>> Begin The data
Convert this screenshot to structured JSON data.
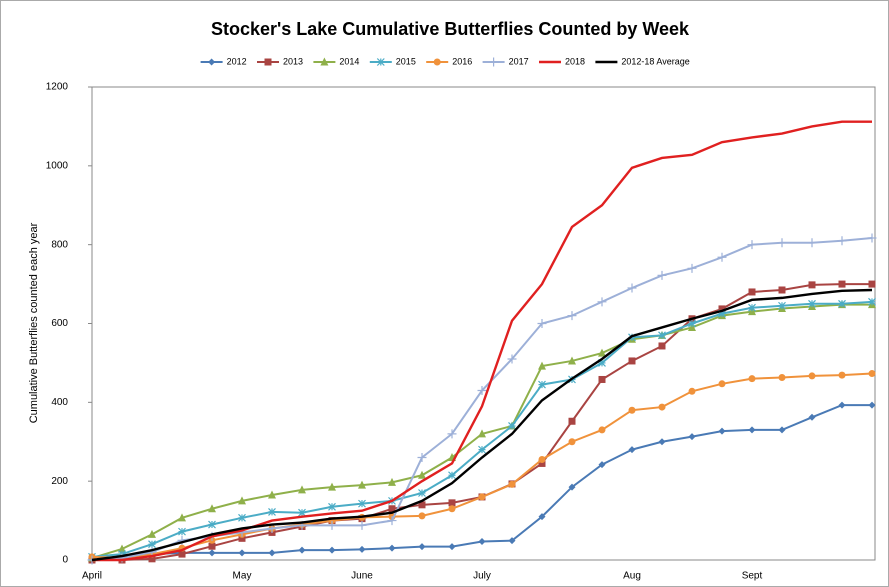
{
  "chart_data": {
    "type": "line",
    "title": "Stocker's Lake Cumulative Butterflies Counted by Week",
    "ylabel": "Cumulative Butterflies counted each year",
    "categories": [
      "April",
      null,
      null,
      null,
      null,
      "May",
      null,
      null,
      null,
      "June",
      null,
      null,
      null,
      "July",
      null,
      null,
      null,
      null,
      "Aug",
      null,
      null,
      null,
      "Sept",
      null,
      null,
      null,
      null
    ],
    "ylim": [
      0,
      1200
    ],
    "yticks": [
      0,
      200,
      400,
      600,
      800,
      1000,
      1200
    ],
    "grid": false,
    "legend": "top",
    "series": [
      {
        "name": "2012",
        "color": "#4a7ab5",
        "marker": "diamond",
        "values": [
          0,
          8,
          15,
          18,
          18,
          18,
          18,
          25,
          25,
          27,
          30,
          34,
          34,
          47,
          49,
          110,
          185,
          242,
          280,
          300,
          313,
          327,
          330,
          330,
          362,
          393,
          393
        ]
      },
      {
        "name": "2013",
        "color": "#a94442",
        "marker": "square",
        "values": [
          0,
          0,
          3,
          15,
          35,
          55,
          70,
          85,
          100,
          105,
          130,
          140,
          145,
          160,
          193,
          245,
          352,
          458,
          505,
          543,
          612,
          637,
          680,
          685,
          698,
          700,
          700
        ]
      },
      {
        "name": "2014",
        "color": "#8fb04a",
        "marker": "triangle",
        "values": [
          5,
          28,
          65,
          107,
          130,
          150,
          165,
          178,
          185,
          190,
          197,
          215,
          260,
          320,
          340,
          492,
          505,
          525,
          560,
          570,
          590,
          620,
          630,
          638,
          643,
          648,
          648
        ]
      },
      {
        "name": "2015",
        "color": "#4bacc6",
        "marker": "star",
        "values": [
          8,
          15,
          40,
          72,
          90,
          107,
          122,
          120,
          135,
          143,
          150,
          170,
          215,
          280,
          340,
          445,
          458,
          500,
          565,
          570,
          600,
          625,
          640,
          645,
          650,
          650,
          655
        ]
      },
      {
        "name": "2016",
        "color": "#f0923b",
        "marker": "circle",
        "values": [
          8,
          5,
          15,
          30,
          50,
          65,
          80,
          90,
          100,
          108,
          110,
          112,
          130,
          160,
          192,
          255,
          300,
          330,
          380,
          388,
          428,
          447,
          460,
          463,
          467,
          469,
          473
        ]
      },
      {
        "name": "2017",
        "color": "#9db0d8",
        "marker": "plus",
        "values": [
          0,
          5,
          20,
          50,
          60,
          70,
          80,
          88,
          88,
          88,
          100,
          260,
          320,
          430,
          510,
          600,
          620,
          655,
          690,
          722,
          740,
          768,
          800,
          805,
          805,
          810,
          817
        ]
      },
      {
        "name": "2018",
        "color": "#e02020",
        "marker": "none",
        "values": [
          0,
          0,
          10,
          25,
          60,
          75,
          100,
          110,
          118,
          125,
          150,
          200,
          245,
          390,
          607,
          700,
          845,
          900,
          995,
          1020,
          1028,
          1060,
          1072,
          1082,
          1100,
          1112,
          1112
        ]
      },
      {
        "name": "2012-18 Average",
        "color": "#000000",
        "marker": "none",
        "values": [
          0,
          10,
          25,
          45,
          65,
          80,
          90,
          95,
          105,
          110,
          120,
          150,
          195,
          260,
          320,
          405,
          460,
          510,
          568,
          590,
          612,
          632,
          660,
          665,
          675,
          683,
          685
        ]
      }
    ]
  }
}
>> End The data
The records above must be echoed exactly, minus their pictures.

Convert this screenshot to structured JSON data.
{
  "chart_data": {
    "type": "line",
    "title": "Stocker's Lake Cumulative Butterflies Counted by Week",
    "ylabel": "Cumulative Butterflies counted each year",
    "categories": [
      "April",
      null,
      null,
      null,
      null,
      "May",
      null,
      null,
      null,
      "June",
      null,
      null,
      null,
      "July",
      null,
      null,
      null,
      null,
      "Aug",
      null,
      null,
      null,
      "Sept",
      null,
      null,
      null,
      null
    ],
    "ylim": [
      0,
      1200
    ],
    "yticks": [
      0,
      200,
      400,
      600,
      800,
      1000,
      1200
    ],
    "grid": false,
    "legend": "top",
    "series": [
      {
        "name": "2012",
        "color": "#4a7ab5",
        "marker": "diamond",
        "values": [
          0,
          8,
          15,
          18,
          18,
          18,
          18,
          25,
          25,
          27,
          30,
          34,
          34,
          47,
          49,
          110,
          185,
          242,
          280,
          300,
          313,
          327,
          330,
          330,
          362,
          393,
          393
        ]
      },
      {
        "name": "2013",
        "color": "#a94442",
        "marker": "square",
        "values": [
          0,
          0,
          3,
          15,
          35,
          55,
          70,
          85,
          100,
          105,
          130,
          140,
          145,
          160,
          193,
          245,
          352,
          458,
          505,
          543,
          612,
          637,
          680,
          685,
          698,
          700,
          700
        ]
      },
      {
        "name": "2014",
        "color": "#8fb04a",
        "marker": "triangle",
        "values": [
          5,
          28,
          65,
          107,
          130,
          150,
          165,
          178,
          185,
          190,
          197,
          215,
          260,
          320,
          340,
          492,
          505,
          525,
          560,
          570,
          590,
          620,
          630,
          638,
          643,
          648,
          648
        ]
      },
      {
        "name": "2015",
        "color": "#4bacc6",
        "marker": "star",
        "values": [
          8,
          15,
          40,
          72,
          90,
          107,
          122,
          120,
          135,
          143,
          150,
          170,
          215,
          280,
          340,
          445,
          458,
          500,
          565,
          570,
          600,
          625,
          640,
          645,
          650,
          650,
          655
        ]
      },
      {
        "name": "2016",
        "color": "#f0923b",
        "marker": "circle",
        "values": [
          8,
          5,
          15,
          30,
          50,
          65,
          80,
          90,
          100,
          108,
          110,
          112,
          130,
          160,
          192,
          255,
          300,
          330,
          380,
          388,
          428,
          447,
          460,
          463,
          467,
          469,
          473
        ]
      },
      {
        "name": "2017",
        "color": "#9db0d8",
        "marker": "plus",
        "values": [
          0,
          5,
          20,
          50,
          60,
          70,
          80,
          88,
          88,
          88,
          100,
          260,
          320,
          430,
          510,
          600,
          620,
          655,
          690,
          722,
          740,
          768,
          800,
          805,
          805,
          810,
          817
        ]
      },
      {
        "name": "2018",
        "color": "#e02020",
        "marker": "none",
        "values": [
          0,
          0,
          10,
          25,
          60,
          75,
          100,
          110,
          118,
          125,
          150,
          200,
          245,
          390,
          607,
          700,
          845,
          900,
          995,
          1020,
          1028,
          1060,
          1072,
          1082,
          1100,
          1112,
          1112
        ]
      },
      {
        "name": "2012-18 Average",
        "color": "#000000",
        "marker": "none",
        "values": [
          0,
          10,
          25,
          45,
          65,
          80,
          90,
          95,
          105,
          110,
          120,
          150,
          195,
          260,
          320,
          405,
          460,
          510,
          568,
          590,
          612,
          632,
          660,
          665,
          675,
          683,
          685
        ]
      }
    ]
  }
}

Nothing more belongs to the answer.